- Stated exercise: Search the material below for the string "radiographs" and extract each line that has it.

- Records:
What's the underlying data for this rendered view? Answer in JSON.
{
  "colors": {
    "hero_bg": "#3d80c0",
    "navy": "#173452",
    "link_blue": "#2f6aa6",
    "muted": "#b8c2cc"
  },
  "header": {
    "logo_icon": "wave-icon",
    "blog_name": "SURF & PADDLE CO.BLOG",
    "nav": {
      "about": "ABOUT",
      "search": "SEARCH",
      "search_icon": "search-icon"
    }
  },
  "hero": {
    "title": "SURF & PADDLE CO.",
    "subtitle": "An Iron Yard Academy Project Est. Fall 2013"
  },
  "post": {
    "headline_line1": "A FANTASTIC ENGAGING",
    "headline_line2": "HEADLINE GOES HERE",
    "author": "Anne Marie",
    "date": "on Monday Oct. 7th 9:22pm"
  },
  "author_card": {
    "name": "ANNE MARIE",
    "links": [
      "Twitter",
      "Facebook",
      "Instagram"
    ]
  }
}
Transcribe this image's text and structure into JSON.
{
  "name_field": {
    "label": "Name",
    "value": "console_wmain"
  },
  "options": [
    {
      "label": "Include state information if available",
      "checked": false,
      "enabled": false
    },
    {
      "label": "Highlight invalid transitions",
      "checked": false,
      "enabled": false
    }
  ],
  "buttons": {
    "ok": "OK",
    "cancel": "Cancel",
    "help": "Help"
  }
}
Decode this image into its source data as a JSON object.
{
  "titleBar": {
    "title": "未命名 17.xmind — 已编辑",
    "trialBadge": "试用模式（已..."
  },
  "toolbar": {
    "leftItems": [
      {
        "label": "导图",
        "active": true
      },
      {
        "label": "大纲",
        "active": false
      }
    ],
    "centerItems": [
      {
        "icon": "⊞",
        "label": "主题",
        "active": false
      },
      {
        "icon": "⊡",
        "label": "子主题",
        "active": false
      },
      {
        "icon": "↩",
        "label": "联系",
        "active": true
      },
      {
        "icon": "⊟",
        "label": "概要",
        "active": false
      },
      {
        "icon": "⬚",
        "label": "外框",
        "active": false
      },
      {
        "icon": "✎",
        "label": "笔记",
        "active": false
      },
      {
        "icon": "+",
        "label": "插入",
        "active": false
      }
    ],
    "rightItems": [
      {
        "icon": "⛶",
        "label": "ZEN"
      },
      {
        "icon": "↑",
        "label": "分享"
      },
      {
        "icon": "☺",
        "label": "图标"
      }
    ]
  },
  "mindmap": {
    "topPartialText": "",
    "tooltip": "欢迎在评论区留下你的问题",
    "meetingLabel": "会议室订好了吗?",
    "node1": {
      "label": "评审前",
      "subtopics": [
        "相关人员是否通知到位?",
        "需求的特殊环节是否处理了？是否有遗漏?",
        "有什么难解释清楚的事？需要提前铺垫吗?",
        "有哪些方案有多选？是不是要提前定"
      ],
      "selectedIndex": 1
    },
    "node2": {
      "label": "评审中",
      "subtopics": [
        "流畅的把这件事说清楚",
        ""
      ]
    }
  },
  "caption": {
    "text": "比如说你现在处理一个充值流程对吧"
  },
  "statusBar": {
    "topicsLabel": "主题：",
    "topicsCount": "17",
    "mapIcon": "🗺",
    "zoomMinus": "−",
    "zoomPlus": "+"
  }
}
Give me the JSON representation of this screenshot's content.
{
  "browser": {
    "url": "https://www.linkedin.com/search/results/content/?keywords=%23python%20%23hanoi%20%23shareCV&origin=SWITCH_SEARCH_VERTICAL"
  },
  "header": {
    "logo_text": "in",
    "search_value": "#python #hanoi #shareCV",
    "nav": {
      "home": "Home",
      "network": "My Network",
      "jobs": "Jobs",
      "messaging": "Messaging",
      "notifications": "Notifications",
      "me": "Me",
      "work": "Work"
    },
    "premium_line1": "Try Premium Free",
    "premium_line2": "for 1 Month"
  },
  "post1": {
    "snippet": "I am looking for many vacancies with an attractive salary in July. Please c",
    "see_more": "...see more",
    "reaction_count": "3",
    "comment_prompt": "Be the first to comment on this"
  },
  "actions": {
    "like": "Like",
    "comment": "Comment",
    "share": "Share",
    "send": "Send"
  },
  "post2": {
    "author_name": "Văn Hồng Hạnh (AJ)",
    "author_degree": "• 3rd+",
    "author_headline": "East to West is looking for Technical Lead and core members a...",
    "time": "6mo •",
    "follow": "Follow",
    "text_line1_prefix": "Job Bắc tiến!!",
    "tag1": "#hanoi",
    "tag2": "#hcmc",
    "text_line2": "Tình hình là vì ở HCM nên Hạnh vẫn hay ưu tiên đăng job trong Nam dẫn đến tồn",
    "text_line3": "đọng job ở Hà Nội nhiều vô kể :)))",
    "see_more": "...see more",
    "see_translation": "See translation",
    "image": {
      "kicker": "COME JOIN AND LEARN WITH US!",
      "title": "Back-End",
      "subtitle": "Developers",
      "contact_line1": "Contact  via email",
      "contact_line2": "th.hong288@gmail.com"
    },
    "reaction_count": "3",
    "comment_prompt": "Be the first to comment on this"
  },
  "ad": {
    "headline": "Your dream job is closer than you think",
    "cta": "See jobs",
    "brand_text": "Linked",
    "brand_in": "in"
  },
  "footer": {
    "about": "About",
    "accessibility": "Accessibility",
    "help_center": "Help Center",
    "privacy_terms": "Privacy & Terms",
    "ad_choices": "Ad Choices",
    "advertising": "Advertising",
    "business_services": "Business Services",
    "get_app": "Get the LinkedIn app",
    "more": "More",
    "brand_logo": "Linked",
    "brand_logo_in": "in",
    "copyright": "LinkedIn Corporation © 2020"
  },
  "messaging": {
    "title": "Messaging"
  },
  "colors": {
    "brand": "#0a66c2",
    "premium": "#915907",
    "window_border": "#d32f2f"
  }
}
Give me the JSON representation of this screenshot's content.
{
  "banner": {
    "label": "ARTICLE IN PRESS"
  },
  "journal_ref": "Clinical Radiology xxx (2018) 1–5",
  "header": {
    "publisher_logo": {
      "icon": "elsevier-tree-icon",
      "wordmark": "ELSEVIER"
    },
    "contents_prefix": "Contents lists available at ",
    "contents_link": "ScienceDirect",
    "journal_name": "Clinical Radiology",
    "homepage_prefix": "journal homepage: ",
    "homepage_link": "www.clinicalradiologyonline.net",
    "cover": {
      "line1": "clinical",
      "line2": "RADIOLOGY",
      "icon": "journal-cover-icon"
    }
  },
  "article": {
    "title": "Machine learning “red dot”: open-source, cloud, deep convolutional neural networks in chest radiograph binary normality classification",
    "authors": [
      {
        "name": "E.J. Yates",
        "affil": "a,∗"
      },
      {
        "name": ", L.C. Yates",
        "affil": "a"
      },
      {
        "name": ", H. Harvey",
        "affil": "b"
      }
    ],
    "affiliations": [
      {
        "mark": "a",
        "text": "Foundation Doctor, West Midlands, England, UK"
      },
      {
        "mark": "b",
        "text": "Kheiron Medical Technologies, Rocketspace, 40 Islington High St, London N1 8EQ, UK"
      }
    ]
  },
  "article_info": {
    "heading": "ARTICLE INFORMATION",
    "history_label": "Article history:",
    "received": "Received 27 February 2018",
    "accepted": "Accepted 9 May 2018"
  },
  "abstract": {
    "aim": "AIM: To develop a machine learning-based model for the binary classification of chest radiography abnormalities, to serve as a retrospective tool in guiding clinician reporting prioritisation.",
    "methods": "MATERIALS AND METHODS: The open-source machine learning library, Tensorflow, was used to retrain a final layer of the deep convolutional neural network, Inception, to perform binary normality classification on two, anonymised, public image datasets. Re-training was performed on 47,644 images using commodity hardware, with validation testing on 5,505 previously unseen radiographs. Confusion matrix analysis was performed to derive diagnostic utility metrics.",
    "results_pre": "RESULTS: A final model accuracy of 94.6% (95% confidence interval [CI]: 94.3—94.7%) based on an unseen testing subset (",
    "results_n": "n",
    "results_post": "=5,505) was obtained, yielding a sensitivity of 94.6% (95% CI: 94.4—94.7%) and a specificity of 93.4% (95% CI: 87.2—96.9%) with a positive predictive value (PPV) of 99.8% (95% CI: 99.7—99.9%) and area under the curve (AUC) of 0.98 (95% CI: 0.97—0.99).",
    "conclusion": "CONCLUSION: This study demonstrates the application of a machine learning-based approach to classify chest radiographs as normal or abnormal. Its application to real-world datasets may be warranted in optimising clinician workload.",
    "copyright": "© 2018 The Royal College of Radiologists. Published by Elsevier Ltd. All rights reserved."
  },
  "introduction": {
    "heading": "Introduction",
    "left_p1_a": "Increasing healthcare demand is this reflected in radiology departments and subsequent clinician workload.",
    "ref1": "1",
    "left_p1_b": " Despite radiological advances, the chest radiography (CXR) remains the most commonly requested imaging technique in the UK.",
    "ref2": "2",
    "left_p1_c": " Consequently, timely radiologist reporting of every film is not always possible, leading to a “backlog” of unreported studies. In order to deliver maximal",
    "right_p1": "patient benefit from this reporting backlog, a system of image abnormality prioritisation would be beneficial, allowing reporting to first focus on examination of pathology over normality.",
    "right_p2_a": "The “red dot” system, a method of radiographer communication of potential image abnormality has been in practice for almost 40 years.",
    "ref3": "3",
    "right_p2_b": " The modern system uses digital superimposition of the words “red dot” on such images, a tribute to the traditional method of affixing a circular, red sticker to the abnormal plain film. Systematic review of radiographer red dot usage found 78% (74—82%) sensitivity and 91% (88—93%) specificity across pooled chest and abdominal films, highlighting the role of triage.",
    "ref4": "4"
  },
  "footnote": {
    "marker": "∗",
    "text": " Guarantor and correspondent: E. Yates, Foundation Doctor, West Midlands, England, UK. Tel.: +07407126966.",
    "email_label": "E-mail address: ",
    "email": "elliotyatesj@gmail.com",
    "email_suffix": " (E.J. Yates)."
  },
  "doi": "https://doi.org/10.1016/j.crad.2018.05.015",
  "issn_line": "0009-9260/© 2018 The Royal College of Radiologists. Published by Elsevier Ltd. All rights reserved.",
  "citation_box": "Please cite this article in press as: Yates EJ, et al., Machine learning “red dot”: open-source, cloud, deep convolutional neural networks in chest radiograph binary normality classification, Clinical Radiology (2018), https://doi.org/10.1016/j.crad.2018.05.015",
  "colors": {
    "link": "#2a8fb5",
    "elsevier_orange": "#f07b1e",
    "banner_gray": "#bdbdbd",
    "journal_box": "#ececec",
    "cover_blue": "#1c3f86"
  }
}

- Exercise response:
    "methods": "MATERIALS AND METHODS: The open-source machine learning library, Tensorflow, was used to retrain a final layer of the deep convolutional neural network, Inception, to perform binary normality classification on two, anonymised, public image datasets. Re-training was performed on 47,644 images using commodity hardware, with validation testing on 5,505 previously unseen radiographs. Confusion matrix analysis was performed to derive diagnostic utility metrics.",
    "conclusion": "CONCLUSION: This study demonstrates the application of a machine learning-based approach to classify chest radiographs as normal or abnormal. Its application to real-world datasets may be warranted in optimising clinician workload.",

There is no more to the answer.